Source data
[start]
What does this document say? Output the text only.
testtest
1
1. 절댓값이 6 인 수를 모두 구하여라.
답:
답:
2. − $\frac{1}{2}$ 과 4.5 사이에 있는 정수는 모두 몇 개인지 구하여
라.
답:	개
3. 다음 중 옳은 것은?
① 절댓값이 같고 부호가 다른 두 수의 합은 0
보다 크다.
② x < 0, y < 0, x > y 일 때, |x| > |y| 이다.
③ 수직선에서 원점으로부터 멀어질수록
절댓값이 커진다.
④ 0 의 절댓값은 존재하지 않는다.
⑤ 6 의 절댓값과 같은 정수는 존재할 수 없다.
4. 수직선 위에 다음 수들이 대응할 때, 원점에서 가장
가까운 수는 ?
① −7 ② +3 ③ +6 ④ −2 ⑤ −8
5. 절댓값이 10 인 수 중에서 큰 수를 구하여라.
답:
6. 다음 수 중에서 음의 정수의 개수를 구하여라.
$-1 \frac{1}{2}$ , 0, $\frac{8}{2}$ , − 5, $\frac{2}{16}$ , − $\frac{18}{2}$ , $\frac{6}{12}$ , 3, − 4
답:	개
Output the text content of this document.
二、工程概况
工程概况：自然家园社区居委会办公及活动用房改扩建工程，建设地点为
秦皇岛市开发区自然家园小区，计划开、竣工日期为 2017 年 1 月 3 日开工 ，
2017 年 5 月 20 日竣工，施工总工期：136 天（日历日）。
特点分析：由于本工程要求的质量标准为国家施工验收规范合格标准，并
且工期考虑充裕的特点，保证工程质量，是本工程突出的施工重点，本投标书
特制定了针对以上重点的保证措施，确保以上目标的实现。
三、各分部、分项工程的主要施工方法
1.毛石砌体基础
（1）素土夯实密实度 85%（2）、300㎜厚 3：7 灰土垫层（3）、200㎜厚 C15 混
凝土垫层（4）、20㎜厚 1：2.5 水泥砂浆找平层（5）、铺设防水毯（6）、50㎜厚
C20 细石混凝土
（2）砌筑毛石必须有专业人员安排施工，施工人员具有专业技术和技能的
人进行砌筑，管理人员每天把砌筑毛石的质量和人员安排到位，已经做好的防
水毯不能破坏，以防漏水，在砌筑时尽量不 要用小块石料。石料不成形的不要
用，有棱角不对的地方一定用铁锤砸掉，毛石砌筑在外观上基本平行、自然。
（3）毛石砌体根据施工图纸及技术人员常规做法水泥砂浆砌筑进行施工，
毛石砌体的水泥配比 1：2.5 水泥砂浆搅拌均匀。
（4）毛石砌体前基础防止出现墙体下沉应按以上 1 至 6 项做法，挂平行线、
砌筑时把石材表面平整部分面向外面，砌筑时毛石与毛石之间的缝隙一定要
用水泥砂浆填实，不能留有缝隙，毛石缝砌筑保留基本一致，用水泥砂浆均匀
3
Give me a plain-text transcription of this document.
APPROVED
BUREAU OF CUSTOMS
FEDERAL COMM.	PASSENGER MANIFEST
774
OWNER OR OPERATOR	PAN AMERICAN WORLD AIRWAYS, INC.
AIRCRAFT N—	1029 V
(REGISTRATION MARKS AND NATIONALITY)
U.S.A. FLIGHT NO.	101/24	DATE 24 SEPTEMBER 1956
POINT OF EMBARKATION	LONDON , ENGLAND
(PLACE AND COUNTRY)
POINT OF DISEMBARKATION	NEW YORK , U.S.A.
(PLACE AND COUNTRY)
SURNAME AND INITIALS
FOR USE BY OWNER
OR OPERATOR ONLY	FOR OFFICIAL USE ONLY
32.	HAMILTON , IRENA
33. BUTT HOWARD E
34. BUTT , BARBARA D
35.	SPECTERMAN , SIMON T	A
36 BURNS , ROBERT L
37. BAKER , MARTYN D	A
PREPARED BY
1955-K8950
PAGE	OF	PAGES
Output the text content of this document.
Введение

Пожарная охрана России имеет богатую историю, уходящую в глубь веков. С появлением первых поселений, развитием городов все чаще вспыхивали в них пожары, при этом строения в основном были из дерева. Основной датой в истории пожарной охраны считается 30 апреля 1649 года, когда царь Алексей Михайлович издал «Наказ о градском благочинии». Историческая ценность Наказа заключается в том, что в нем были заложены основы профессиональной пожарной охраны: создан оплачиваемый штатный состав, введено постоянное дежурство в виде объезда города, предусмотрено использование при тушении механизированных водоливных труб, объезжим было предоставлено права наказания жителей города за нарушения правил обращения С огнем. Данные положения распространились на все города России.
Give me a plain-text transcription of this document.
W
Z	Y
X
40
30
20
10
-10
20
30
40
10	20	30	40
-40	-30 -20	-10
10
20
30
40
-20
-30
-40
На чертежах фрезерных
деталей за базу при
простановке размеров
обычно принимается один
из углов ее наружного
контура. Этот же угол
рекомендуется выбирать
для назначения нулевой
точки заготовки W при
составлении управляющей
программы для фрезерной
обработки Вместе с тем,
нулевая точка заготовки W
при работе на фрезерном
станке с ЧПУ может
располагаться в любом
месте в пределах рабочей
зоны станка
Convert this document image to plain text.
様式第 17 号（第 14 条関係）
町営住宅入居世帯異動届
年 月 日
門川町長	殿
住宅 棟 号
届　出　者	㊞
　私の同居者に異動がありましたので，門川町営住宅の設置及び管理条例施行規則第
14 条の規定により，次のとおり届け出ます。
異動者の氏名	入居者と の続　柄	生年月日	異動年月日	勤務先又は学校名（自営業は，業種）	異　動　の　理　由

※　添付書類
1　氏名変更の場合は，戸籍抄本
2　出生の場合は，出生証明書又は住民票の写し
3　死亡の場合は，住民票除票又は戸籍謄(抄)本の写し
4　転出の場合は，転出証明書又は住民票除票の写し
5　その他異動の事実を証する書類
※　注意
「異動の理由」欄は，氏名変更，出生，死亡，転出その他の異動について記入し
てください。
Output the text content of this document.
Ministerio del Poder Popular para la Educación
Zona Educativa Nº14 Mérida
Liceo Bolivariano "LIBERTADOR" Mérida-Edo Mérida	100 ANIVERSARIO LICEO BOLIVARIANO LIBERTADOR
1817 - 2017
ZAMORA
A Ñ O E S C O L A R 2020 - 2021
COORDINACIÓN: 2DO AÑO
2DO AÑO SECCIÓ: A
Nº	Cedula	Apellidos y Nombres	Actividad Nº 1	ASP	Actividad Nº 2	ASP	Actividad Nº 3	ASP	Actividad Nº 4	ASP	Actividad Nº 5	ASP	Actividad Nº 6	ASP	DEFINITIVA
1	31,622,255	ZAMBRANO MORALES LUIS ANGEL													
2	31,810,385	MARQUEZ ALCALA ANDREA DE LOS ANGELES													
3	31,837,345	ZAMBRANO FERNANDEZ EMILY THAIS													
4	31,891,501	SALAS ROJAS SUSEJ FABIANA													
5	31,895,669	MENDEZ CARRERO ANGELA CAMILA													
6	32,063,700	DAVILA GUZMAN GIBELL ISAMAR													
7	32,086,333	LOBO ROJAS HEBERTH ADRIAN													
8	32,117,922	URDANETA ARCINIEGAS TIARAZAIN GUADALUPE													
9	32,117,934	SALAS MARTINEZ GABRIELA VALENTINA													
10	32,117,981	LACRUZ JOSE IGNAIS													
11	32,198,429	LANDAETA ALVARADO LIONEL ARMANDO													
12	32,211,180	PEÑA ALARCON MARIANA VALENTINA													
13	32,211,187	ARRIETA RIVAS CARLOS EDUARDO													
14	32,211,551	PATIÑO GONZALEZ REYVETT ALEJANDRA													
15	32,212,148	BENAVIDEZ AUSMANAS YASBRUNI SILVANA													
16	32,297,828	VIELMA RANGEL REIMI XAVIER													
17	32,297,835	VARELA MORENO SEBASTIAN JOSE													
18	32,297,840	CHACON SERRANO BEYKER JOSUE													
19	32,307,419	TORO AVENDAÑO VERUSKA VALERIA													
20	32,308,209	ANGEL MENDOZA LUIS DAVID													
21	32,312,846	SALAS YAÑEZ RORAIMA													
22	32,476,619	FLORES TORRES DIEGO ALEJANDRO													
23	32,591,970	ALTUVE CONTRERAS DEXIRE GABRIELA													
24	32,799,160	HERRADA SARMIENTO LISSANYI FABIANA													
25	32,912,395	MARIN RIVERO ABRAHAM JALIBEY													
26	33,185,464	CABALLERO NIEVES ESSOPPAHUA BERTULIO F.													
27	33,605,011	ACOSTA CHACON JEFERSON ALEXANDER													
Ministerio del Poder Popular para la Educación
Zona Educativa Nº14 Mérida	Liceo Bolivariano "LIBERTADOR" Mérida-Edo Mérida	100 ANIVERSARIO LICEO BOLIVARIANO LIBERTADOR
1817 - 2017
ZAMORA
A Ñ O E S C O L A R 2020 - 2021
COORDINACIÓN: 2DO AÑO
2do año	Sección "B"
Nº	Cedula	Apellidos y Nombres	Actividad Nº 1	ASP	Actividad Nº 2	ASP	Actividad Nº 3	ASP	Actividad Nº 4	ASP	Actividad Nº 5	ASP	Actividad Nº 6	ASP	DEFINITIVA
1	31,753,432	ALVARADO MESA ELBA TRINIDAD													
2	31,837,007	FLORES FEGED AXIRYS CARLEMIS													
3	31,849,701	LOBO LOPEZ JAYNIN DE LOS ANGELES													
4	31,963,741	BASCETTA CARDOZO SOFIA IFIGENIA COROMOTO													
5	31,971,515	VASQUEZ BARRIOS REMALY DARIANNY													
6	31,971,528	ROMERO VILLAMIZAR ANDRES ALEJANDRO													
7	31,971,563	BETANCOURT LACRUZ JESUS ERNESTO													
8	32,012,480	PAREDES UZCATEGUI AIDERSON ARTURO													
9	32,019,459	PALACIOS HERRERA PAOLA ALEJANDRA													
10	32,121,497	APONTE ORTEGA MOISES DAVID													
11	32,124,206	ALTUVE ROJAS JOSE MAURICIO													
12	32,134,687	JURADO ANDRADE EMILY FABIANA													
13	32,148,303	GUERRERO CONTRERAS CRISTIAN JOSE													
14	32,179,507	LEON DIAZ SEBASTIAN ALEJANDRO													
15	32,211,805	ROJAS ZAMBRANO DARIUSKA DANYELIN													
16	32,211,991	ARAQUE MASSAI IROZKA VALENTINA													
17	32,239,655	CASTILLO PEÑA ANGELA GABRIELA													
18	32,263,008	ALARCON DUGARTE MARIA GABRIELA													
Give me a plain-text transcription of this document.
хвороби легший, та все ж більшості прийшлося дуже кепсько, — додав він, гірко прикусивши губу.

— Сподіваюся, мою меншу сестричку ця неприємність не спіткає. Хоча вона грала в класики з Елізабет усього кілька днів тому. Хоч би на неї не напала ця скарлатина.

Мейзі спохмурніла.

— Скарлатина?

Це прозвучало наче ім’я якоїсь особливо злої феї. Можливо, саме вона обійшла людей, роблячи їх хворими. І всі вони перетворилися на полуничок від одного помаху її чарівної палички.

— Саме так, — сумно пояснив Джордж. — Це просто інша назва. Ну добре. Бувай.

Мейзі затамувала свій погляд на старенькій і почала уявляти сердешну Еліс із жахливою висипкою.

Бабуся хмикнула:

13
[end]
WRITTEN EXERCISE: Where a line holds the string "LACRUZ", copy that line.

RESULT OF THE EXERCISE:
10	32,117,981	LACRUZ JOSE IGNAIS													
7	31,971,563	BETANCOURT LACRUZ JESUS ERNESTO													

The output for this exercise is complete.